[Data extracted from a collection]
● ● ● ● ●

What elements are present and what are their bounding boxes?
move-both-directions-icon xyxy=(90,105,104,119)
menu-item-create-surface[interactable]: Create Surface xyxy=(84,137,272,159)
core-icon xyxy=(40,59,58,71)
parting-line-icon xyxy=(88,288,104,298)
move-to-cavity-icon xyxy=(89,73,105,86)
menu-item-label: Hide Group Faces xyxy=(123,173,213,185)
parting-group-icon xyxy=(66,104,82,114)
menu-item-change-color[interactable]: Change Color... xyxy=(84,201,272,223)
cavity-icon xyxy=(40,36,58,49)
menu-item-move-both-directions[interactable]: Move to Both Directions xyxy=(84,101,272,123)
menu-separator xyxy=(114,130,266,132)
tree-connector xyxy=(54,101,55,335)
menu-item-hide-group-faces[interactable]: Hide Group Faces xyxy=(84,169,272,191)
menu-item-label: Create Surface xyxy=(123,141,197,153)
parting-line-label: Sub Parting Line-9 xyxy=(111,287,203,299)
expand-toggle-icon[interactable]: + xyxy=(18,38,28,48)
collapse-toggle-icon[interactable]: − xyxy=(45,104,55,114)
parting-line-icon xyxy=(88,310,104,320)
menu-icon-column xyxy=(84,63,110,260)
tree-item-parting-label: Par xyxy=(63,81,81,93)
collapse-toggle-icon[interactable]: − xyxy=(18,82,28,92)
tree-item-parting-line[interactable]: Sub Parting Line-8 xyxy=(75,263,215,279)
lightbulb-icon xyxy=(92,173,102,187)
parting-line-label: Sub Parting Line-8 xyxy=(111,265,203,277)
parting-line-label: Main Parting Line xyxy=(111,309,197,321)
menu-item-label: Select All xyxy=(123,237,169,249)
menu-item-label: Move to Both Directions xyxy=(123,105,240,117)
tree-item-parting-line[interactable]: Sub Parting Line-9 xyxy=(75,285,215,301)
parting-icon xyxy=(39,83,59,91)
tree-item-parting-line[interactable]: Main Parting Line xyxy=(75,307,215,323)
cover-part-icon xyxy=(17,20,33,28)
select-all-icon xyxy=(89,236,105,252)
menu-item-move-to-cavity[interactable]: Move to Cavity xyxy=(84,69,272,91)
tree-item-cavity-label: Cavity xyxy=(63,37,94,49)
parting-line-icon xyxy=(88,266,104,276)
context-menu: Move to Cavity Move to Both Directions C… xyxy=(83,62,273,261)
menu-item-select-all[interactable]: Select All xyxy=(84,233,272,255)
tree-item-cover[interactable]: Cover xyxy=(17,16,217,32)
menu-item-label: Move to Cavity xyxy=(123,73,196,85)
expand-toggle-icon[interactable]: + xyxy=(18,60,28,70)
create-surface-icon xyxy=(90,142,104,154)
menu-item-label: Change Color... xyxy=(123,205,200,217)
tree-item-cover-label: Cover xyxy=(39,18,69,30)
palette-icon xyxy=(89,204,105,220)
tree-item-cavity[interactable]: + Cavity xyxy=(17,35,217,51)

● ● ● ● ●

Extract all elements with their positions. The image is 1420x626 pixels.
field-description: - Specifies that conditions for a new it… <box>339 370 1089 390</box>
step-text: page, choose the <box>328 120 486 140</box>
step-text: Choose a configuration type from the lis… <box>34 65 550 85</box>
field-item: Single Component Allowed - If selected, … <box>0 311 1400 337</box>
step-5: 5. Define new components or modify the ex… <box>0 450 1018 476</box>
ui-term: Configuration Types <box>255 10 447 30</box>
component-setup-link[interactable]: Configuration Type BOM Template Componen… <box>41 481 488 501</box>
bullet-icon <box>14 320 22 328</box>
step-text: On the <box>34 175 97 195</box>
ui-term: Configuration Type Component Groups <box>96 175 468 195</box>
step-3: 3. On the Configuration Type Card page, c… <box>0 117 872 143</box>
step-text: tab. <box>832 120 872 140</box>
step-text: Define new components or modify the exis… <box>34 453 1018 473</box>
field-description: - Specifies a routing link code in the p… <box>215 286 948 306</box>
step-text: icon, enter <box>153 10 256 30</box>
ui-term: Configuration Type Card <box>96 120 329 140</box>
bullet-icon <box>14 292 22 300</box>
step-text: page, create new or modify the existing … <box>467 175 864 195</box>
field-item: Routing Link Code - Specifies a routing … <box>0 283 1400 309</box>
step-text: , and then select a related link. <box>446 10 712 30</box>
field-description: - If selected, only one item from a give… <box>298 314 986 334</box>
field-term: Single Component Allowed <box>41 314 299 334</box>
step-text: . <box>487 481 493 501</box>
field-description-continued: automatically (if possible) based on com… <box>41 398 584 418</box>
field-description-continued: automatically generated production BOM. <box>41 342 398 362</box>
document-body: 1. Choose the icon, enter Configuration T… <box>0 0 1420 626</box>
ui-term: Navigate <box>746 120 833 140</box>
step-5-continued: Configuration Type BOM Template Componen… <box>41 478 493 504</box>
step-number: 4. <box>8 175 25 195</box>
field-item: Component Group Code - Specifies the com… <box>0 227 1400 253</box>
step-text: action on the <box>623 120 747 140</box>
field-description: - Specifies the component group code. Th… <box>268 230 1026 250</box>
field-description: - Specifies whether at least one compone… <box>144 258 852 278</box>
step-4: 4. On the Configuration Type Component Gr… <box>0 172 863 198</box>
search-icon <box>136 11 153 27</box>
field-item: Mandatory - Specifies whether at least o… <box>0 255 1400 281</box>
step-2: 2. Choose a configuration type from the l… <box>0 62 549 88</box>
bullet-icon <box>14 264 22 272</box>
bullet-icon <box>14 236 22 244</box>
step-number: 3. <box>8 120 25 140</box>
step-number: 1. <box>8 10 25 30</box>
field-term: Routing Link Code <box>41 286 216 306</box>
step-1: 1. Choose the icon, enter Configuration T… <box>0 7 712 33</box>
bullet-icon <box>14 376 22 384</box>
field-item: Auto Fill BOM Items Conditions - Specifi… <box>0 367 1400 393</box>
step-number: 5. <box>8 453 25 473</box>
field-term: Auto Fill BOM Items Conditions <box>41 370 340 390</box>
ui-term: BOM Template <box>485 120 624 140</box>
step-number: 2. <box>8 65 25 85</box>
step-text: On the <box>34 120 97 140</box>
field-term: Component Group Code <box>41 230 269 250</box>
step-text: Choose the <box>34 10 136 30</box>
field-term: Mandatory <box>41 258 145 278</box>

● ● ● ● ●

#### Problem requirements
Print the items verbatim, starting at the line that contains "Extract all elements" and ending after the line that contains "step-text: tab. <box>832 120 872 140</box>".

#### Response to this exercise
Extract all elements with their positions. The image is 1420x626 pixels.
field-description: - Specifies that conditions for a new it… <box>339 370 1089 390</box>
step-text: page, choose the <box>328 120 486 140</box>
step-text: Choose a configuration type from the lis… <box>34 65 550 85</box>
field-item: Single Component Allowed - If selected, … <box>0 311 1400 337</box>
step-5: 5. Define new components or modify the ex… <box>0 450 1018 476</box>
ui-term: Configuration Types <box>255 10 447 30</box>
component-setup-link[interactable]: Configuration Type BOM Template Componen… <box>41 481 488 501</box>
bullet-icon <box>14 320 22 328</box>
step-text: On the <box>34 175 97 195</box>
ui-term: Configuration Type Component Groups <box>96 175 468 195</box>
step-3: 3. On the Configuration Type Card page, c… <box>0 117 872 143</box>
step-text: tab. <box>832 120 872 140</box>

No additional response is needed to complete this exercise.